# [Выбранный отрывок]
==========

Одинокий мальчишка. Автобиография гитариста Sex Pistols — страница 22 из 52

Как только наша группа стала пользоваться известностью, мне не пришлось носить и иметь дело с резиновыми шмотками. Малкольм и Вивьен никогда нас об этом не просили, мы просто выбирали себе то, что хотели, и они либо брали с нас оплату, либо не брали. Но мне нравились футболки – с сиськами и голыми молодыми мальчиками, курящими сигареты, маской насильника[87], а еще с ковбоями с высунутыми членами. Я врубился, что смысл в том, чтобы шокировать окружающих. Глен и Берни Родс считали некоторые мои футболки оскорбительными, а я не видел в этом ничего плохого.

Я не знал, зачем все это Малкольму. Мне казалось, что раньше он крутил интрижки с геями, но я никогда не считал, что именно это его и мотивировало. Они с Вивьен выглядели нормальной парой, но полового влечения я между ними не чувствовал. В теории Макларену нравилось все мирское и естественное, но это, скорее, была показуха. Ничего подобного он не пробовал.

==========

# [Список заданий]
1. Перепишите дословно часть выбранного отрывка, начиная со слов «Одинокий мальчишка. Автобиография» и заканчивая словами «в этом ничего плохого.».
2. Объясните в одном–трех предложениях, почему, согласно выбранному отрывку, любовь Макларена ко всему мирскому и естественному была скорее показухой.

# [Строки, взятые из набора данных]
==========

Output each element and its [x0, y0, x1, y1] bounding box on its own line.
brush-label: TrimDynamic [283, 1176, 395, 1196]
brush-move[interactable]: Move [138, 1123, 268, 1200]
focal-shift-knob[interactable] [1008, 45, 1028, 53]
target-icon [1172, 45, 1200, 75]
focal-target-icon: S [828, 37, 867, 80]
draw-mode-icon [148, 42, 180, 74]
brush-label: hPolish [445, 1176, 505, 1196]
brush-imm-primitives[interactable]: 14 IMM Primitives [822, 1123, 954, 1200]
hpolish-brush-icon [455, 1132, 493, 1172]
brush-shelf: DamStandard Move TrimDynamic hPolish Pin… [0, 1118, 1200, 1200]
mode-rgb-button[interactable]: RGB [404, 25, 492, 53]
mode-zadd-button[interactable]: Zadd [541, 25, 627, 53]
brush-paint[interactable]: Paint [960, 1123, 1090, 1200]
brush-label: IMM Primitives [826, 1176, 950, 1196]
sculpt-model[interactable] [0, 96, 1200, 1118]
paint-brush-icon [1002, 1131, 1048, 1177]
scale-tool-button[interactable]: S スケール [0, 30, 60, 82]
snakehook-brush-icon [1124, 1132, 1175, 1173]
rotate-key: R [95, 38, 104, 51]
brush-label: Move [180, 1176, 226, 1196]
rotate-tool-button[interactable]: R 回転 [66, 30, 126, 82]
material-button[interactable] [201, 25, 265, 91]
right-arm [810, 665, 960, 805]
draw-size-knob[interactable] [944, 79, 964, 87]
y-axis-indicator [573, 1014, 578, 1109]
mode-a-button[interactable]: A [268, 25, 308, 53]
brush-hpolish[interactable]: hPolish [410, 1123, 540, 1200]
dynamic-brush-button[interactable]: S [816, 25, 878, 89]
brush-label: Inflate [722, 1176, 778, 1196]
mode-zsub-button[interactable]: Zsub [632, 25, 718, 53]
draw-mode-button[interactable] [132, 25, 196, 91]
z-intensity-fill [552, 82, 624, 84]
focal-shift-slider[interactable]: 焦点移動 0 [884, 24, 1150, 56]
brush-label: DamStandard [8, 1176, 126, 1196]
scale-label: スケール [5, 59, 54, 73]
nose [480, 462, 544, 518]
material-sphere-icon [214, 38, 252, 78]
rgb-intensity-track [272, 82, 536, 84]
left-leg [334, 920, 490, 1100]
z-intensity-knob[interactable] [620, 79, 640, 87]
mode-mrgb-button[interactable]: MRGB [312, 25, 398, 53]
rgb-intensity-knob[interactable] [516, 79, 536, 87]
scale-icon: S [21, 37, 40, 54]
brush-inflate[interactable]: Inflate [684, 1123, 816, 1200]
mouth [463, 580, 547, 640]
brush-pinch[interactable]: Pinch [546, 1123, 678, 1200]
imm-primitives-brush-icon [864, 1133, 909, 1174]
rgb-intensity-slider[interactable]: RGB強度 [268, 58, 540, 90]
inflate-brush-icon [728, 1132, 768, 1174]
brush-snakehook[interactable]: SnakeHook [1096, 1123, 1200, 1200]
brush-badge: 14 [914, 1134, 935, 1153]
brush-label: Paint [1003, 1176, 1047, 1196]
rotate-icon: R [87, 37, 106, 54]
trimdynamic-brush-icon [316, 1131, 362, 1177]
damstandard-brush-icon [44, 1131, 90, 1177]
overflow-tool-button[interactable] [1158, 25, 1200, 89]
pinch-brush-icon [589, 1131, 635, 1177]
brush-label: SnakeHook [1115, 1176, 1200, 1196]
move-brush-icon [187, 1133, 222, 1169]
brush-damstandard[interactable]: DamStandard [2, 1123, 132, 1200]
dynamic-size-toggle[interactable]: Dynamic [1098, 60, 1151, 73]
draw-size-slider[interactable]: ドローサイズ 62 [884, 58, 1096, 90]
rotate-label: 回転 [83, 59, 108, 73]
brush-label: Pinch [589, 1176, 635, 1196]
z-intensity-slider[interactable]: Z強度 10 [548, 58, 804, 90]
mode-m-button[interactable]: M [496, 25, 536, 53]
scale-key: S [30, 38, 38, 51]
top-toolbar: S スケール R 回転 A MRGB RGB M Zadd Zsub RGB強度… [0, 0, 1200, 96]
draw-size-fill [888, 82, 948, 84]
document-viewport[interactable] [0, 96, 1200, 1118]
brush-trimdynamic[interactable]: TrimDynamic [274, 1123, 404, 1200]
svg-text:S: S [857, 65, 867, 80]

==========

# [Ответы по порядку]
1.
Одинокий мальчишка. Автобиография гитариста Sex Pistols — страница 22 из 52

Как только наша группа стала пользоваться известностью, мне не пришлось носить и иметь дело с резиновыми шмотками. Малкольм и Вивьен никогда нас об этом не просили, мы просто выбирали себе то, что хотели, и они либо брали с нас оплату, либо не брали. Но мне нравились футболки – с сиськами и голыми молодыми мальчиками, курящими сигареты, маской насильника[87], а еще с ковбоями с высунутыми членами. Я врубился, что смысл в том, чтобы шокировать окружающих. Глен и Берни Родс считали некоторые мои футболки оскорбительными, а я не видел в этом ничего плохого.

2. Макларену это нравилось лишь в теории. Ничего подобного он сам не пробовал.